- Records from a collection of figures
──────
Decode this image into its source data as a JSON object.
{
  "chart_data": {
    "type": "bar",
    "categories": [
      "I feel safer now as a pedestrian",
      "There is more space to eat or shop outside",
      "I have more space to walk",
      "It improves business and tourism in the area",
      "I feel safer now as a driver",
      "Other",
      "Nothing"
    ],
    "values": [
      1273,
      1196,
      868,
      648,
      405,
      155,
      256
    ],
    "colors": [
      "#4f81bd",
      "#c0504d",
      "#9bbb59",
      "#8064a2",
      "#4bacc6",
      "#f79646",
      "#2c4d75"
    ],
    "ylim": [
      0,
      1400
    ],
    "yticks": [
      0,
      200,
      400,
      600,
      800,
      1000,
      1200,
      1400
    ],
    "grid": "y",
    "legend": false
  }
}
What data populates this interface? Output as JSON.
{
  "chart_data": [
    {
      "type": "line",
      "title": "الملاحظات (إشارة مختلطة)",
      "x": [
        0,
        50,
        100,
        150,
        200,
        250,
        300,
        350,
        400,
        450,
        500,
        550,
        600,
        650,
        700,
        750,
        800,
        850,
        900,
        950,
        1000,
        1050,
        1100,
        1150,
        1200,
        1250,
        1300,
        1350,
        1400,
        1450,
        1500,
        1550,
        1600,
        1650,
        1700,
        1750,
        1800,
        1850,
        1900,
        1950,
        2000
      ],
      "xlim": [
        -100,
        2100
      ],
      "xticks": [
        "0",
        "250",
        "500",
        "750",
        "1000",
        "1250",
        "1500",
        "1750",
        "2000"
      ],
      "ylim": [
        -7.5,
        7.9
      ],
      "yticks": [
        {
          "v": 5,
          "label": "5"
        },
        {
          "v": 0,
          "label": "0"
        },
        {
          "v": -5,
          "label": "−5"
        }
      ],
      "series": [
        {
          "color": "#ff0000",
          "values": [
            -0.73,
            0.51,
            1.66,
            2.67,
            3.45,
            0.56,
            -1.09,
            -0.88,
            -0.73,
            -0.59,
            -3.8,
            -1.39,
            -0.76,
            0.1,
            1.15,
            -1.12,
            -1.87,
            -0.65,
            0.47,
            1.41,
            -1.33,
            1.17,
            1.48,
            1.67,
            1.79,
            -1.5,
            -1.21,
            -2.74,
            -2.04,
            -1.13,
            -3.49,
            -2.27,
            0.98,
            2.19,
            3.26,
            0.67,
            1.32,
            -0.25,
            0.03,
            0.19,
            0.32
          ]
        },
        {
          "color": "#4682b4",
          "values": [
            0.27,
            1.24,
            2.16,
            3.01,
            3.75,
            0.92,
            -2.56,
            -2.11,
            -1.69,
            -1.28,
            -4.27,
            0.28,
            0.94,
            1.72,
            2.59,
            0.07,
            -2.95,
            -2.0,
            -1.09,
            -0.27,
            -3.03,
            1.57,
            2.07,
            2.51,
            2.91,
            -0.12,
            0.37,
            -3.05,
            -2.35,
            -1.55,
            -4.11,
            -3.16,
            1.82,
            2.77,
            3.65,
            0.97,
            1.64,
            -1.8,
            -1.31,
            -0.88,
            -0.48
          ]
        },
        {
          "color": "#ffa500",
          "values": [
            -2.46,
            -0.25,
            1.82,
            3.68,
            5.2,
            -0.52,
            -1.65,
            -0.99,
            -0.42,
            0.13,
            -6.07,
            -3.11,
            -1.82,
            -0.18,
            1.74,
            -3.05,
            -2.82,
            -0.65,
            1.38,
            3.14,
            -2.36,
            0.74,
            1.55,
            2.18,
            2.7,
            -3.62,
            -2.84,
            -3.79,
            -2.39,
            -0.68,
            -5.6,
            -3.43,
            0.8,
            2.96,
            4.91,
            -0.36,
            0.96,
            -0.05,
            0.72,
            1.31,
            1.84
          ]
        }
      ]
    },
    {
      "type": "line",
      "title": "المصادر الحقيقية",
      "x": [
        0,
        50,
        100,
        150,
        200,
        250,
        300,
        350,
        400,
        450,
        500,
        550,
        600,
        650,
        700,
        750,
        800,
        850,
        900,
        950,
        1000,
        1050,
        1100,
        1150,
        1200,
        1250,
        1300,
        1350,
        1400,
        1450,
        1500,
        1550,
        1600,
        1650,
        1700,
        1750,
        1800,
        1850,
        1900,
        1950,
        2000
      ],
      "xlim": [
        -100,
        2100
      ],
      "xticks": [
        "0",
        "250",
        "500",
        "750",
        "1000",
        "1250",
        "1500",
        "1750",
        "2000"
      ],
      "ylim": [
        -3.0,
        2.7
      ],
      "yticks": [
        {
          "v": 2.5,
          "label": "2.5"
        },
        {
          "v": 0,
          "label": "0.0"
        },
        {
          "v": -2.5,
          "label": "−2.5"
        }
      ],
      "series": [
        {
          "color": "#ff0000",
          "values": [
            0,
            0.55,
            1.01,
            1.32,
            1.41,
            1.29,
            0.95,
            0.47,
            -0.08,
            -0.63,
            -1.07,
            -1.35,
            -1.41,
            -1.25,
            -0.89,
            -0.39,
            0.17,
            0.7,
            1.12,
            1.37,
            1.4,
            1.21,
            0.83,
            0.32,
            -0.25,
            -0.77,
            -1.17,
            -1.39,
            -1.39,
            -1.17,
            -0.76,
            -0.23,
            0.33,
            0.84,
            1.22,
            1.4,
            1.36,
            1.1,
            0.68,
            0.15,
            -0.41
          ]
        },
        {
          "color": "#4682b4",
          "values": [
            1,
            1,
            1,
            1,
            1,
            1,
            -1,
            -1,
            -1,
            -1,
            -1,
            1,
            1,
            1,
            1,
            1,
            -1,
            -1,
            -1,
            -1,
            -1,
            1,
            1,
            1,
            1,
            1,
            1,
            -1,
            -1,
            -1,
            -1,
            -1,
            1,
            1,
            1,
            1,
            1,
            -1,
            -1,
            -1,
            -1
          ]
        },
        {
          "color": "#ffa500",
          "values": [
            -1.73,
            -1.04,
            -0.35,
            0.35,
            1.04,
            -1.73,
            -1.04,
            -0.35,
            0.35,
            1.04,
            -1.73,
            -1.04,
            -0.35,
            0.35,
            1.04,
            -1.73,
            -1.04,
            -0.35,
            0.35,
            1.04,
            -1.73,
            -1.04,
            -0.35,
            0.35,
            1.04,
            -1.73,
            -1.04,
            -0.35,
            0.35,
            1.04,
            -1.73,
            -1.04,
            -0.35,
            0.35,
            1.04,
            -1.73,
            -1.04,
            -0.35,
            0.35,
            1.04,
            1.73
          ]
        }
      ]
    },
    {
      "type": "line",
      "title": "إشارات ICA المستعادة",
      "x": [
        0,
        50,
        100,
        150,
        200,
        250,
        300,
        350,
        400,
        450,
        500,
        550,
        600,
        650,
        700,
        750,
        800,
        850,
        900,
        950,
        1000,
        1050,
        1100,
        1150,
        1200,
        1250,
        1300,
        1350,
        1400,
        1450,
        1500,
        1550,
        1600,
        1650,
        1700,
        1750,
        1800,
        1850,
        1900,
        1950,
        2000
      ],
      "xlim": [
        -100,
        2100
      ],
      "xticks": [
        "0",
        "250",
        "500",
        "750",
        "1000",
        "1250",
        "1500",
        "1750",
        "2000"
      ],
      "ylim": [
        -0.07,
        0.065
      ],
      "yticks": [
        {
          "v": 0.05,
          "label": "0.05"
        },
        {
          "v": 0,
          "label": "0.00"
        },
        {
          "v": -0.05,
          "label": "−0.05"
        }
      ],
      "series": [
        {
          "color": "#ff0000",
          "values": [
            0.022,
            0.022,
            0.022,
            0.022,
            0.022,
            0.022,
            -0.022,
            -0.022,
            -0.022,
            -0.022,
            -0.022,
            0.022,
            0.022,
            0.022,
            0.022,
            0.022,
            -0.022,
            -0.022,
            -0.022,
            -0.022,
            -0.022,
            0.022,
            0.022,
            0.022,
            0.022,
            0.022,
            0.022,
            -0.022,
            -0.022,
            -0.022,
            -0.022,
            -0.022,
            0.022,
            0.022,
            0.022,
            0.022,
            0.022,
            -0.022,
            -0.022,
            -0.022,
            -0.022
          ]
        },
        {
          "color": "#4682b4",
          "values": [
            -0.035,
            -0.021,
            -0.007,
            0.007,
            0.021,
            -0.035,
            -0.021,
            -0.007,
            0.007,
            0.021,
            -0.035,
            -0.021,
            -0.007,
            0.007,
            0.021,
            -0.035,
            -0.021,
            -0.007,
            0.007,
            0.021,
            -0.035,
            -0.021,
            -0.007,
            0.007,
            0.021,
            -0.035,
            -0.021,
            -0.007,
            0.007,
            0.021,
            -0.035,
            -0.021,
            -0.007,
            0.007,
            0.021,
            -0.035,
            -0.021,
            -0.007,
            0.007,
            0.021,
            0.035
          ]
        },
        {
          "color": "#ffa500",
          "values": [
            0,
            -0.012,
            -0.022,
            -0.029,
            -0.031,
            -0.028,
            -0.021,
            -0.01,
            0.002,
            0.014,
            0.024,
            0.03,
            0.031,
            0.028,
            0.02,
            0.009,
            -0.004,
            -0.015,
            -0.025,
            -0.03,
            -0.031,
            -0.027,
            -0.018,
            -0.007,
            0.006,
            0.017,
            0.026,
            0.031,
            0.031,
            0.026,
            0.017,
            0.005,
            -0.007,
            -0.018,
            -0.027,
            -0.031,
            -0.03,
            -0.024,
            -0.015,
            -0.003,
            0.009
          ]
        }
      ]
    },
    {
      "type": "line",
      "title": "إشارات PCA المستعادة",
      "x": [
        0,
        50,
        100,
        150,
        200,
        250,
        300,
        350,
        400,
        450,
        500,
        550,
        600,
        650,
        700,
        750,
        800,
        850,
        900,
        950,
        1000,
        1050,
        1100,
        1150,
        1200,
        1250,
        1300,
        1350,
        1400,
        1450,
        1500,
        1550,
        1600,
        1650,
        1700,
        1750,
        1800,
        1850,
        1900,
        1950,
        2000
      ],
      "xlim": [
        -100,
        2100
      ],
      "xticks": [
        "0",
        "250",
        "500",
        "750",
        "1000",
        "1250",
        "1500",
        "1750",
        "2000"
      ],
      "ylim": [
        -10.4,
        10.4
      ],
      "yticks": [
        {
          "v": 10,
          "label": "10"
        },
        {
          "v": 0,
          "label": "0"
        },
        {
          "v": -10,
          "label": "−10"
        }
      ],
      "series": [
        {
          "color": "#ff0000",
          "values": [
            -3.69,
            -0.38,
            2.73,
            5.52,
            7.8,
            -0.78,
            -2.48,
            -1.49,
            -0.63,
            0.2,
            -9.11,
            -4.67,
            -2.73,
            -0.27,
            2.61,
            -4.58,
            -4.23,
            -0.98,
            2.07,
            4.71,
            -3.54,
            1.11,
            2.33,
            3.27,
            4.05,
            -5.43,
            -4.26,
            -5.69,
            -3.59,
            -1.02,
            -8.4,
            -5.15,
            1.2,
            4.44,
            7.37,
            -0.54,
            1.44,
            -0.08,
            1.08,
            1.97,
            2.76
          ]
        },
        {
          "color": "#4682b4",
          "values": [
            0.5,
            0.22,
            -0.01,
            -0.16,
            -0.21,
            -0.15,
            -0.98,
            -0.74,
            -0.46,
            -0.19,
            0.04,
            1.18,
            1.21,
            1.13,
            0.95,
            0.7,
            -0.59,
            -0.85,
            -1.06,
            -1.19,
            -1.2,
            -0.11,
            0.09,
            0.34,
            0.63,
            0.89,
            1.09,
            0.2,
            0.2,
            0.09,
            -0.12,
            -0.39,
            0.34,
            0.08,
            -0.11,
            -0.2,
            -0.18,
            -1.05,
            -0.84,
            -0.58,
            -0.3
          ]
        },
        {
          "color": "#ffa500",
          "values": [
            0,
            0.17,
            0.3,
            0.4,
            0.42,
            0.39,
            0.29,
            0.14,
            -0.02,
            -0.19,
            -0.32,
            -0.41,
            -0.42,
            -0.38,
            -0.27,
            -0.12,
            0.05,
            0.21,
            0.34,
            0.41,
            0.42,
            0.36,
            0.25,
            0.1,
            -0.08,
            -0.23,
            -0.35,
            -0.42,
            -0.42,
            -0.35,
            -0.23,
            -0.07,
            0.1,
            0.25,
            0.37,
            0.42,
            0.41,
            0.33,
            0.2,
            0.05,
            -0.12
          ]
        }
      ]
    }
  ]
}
──────
- What you have to do
Only the number is needed: state how many lines in the listing contain "space".

- Exercise result
2